> **REQUEST**: Separate out the lines that hold "lanceolata".

> **SUPPLIED DATA**:
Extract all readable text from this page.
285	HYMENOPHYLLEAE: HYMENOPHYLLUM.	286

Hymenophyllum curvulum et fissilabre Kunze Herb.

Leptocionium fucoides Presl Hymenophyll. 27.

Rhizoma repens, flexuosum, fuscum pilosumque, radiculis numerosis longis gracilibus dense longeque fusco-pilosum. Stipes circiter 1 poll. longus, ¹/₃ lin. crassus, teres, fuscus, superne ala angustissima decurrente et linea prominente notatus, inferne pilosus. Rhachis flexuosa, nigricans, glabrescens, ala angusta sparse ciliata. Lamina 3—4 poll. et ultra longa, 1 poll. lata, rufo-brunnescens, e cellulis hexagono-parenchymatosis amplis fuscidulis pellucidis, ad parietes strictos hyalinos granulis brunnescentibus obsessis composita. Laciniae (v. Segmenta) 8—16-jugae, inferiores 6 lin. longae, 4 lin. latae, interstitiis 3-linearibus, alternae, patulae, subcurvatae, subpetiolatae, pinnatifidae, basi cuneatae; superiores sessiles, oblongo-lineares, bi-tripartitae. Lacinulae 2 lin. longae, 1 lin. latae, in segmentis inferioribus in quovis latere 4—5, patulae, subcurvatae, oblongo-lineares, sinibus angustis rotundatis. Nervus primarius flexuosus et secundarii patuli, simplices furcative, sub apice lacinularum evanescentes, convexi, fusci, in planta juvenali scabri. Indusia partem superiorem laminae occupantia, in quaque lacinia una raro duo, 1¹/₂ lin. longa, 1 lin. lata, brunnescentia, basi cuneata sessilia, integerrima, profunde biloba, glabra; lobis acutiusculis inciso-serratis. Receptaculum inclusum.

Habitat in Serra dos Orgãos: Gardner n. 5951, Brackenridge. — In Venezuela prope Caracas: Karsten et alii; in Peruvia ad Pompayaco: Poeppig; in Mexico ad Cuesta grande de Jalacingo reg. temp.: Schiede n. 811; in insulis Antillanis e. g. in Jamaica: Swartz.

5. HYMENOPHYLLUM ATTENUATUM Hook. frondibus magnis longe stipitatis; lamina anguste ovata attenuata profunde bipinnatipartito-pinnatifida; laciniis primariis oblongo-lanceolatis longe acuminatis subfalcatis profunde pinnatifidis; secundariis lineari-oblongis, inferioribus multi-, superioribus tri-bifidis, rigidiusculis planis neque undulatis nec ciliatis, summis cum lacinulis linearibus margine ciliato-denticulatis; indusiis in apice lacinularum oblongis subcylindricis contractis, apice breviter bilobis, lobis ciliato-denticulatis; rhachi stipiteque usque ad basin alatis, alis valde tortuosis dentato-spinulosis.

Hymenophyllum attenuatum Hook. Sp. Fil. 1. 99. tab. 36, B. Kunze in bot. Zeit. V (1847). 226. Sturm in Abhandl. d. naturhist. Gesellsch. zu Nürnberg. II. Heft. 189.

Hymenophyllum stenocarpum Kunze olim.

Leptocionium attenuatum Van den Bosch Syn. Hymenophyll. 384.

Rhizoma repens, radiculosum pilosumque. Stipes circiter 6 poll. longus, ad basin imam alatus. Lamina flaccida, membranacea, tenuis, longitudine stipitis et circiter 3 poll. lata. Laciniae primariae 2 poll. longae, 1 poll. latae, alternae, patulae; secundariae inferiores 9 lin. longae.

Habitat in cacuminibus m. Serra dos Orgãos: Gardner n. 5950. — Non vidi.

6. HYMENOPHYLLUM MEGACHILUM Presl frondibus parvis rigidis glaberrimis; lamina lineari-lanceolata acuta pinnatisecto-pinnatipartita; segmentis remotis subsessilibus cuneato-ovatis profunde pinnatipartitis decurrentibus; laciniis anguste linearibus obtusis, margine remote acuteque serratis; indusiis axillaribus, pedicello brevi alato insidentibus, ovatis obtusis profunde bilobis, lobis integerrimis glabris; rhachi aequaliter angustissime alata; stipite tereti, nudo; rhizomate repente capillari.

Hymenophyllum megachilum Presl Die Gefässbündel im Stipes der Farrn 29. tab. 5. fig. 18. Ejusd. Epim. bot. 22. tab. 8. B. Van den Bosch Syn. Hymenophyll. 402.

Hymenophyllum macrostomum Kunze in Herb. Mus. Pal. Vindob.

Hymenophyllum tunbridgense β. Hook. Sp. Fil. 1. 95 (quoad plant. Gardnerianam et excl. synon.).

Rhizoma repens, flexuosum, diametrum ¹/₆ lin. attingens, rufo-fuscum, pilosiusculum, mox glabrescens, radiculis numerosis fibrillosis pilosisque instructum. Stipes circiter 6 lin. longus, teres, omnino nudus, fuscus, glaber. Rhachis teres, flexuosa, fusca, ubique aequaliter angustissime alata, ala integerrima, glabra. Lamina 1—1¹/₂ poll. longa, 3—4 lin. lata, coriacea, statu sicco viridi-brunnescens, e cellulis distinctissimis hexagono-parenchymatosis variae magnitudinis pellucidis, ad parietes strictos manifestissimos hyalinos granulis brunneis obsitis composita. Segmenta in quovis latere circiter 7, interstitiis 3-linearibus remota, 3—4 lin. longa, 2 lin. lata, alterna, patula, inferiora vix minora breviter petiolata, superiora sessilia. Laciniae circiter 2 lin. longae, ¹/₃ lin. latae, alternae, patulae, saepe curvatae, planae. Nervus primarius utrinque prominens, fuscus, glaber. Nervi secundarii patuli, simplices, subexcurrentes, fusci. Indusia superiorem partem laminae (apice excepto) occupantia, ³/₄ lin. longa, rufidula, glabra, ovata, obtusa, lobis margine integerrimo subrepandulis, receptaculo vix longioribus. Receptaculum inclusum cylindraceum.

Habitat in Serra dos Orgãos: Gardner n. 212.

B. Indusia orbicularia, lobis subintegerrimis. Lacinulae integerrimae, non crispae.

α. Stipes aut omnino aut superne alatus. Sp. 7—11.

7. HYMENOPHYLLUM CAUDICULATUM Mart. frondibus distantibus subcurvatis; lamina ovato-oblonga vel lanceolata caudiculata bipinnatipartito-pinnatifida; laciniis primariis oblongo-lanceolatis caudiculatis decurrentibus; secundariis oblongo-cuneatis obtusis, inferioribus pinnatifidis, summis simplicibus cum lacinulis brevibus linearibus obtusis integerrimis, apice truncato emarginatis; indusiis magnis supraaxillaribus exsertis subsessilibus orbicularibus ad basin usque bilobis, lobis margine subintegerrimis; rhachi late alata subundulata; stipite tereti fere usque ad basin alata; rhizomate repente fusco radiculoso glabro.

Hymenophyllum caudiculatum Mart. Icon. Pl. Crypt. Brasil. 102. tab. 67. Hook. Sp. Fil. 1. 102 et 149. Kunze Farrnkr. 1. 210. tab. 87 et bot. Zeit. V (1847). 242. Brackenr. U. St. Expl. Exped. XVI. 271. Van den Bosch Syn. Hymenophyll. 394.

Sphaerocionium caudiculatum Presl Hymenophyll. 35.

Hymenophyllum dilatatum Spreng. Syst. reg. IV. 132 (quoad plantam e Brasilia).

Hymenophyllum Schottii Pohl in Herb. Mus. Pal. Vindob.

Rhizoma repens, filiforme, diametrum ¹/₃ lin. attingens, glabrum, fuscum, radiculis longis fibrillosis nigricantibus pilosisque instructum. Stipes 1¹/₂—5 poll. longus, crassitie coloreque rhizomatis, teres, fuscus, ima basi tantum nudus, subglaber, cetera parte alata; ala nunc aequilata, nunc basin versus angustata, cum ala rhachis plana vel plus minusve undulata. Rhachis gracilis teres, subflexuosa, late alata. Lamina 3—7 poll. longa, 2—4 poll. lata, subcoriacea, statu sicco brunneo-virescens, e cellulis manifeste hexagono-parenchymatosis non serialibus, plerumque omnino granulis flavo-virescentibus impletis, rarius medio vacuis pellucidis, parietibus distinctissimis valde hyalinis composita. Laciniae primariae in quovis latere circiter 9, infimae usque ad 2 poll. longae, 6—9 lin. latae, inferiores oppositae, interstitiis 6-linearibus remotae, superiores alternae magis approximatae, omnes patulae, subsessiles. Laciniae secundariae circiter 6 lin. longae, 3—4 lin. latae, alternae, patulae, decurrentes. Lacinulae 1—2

> **WRITTEN RESPONSE**:
6. HYMENOPHYLLUM MEGACHILUM Presl frondibus parvis rigidis glaberrimis; lamina lineari-lanceolata acuta pinnatisecto-pinnatipartita; segmentis remotis subsessilibus cuneato-ovatis profunde pinnatipartitis decurrentibus; laciniis anguste linearibus obtusis, margine remote acuteque serratis; indusiis axillaribus, pedicello brevi alato insidentibus, ovatis obtusis profunde bilobis, lobis integerrimis glabris; rhachi aequaliter angustissime alata; stipite tereti, nudo; rhizomate repente capillari.
7. HYMENOPHYLLUM CAUDICULATUM Mart. frondibus distantibus subcurvatis; lamina ovato-oblonga vel lanceolata caudiculata bipinnatipartito-pinnatifida; laciniis primariis oblongo-lanceolatis caudiculatis decurrentibus; secundariis oblongo-cuneatis obtusis, inferioribus pinnatifidis, summis simplicibus cum lacinulis brevibus linearibus obtusis integerrimis, apice truncato emarginatis; indusiis magnis supraaxillaribus exsertis subsessilibus orbicularibus ad basin usque bilobis, lobis margine subintegerrimis; rhachi late alata subundulata; stipite tereti fere usque ad basin alata; rhizomate repente fusco radiculoso glabro.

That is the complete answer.